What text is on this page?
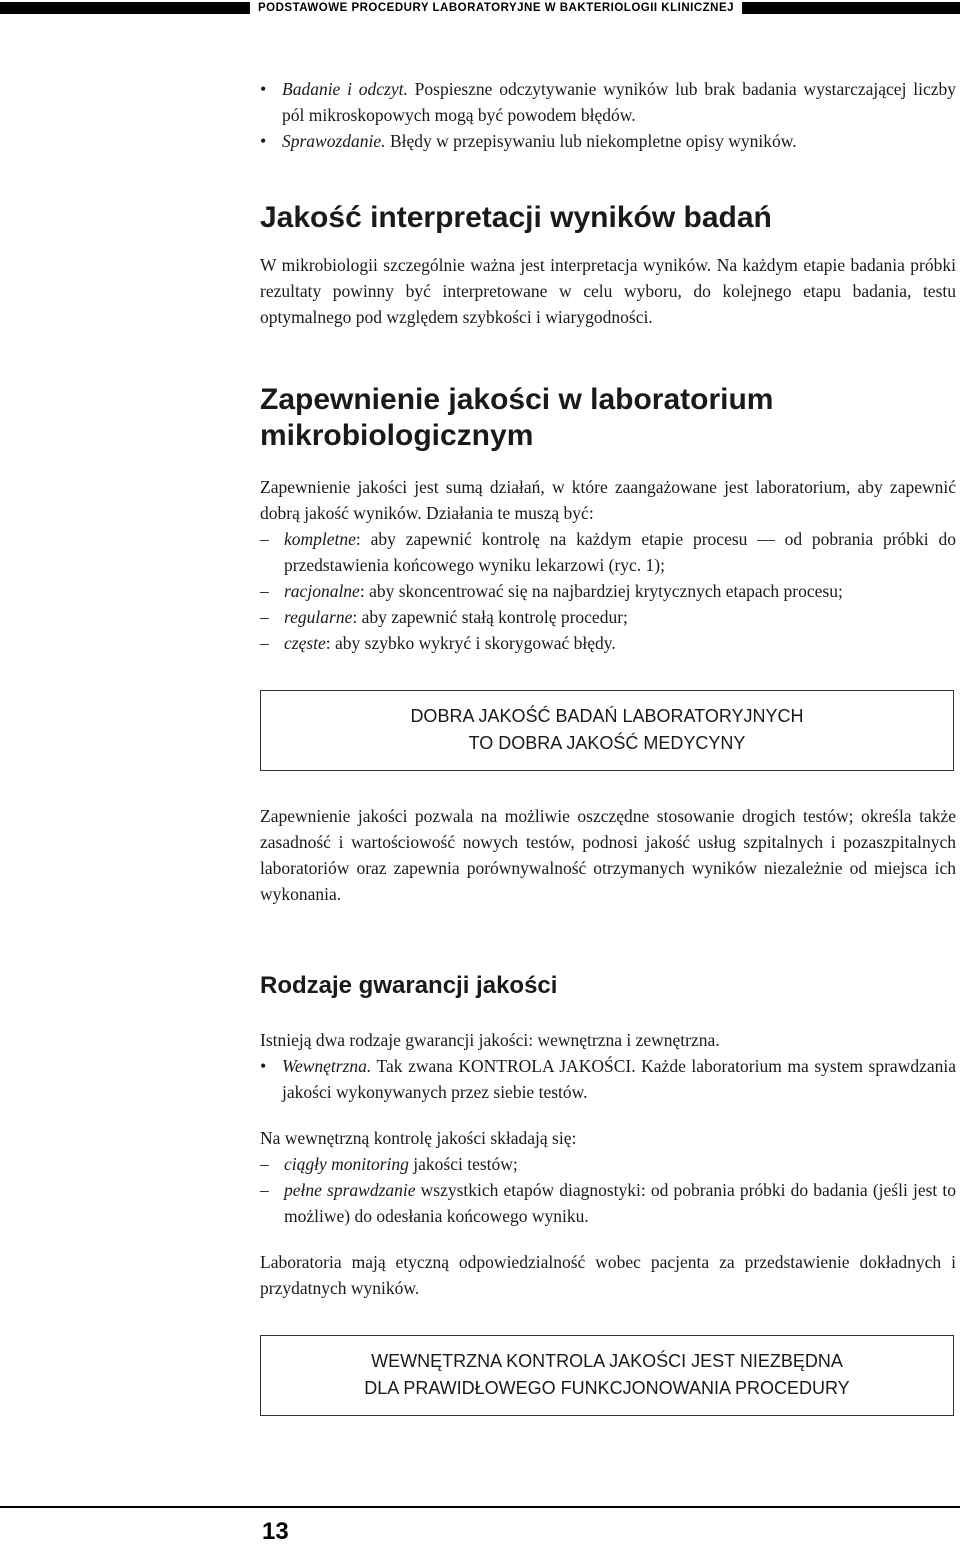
PODSTAWOWE PROCEDURY LABORATORYJNE W BAKTERIOLOGII KLINICZNEJ
• Badanie i odczyt. Pospieszne odczytywanie wyników lub brak badania wystarczającej liczby pól mikroskopowych mogą być powodem błędów.
• Sprawozdanie. Błędy w przepisywaniu lub niekompletne opisy wyników.
Jakość interpretacji wyników badań

W mikrobiologii szczególnie ważna jest interpretacja wyników. Na każdym etapie badania próbki rezultaty powinny być interpretowane w celu wyboru, do kolejnego etapu badania, testu optymalnego pod względem szybkości i wiarygodności.

Zapewnienie jakości w laboratorium
mikrobiologicznym

Zapewnienie jakości jest sumą działań, w które zaangażowane jest laboratorium, aby zapewnić dobrą jakość wyników. Działania te muszą być:

– kompletne: aby zapewnić kontrolę na każdym etapie procesu — od pobrania próbki do przedstawienia końcowego wyniku lekarzowi (ryc. 1);
– racjonalne: aby skoncentrować się na najbardziej krytycznych etapach procesu;
– regularne: aby zapewnić stałą kontrolę procedur;
– częste: aby szybko wykryć i skorygować błędy.
DOBRA JAKOŚĆ BADAŃ LABORATORYJNYCH
TO DOBRA JAKOŚĆ MEDYCYNY

Zapewnienie jakości pozwala na możliwie oszczędne stosowanie drogich testów; określa także zasadność i wartościowość nowych testów, podnosi jakość usług szpitalnych i pozaszpitalnych laboratoriów oraz zapewnia porównywalność otrzymanych wyników niezależnie od miejsca ich wykonania.

Rodzaje gwarancji jakości

Istnieją dwa rodzaje gwarancji jakości: wewnętrzna i zewnętrzna.

• Wewnętrzna. Tak zwana KONTROLA JAKOŚCI. Każde laboratorium ma system sprawdzania jakości wykonywanych przez siebie testów.

Na wewnętrzną kontrolę jakości składają się:

– ciągły monitoring jakości testów;
– pełne sprawdzanie wszystkich etapów diagnostyki: od pobrania próbki do badania (jeśli jest to możliwe) do odesłania końcowego wyniku.

Laboratoria mają etyczną odpowiedzialność wobec pacjenta za przedstawienie dokładnych i przydatnych wyników.

WEWNĘTRZNA KONTROLA JAKOŚCI JEST NIEZBĘDNA
DLA PRAWIDŁOWEGO FUNKCJONOWANIA PROCEDURY
13
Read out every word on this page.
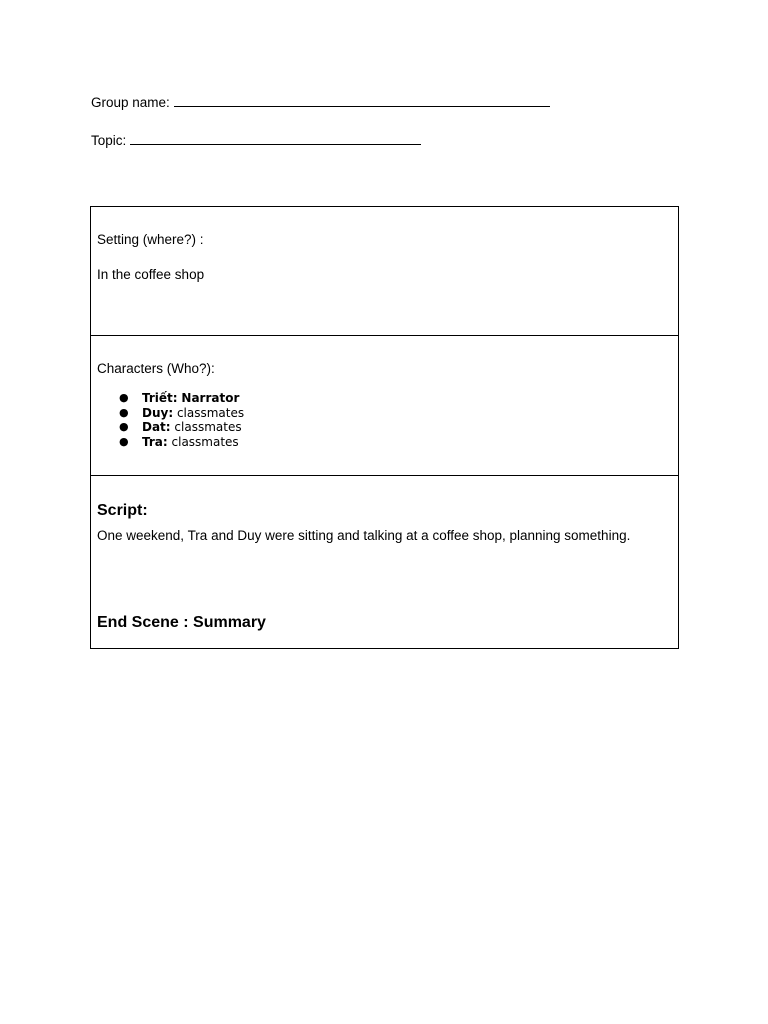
Group name:
Topic:
Setting (where?) :
In the coffee shop
Characters (Who?):
● Triết: Narrator
● Duy: classmates
● Dat: classmates
● Tra: classmates
Script:
One weekend, Tra and Duy were sitting and talking at a coffee shop, planning something.
End Scene : Summary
# # # # # # #
PROBLEM TO WORK ON :: Scan the material above for the string "Zapewnienie" and return the lines that hold it.

ANSWER TO THE TASK ::
Zapewnienie jakości w laboratorium
Zapewnienie jakości jest sumą działań, w które zaangażowane jest laboratorium, aby zapewnić dobrą jakość wyników. Działania te muszą być:
Zapewnienie jakości pozwala na możliwie oszczędne stosowanie drogich testów; określa także zasadność i wartościowość nowych testów, podnosi jakość usług szpitalnych i pozaszpitalnych laboratoriów oraz zapewnia porównywalność otrzymanych wyników niezależnie od miejsca ich wykonania.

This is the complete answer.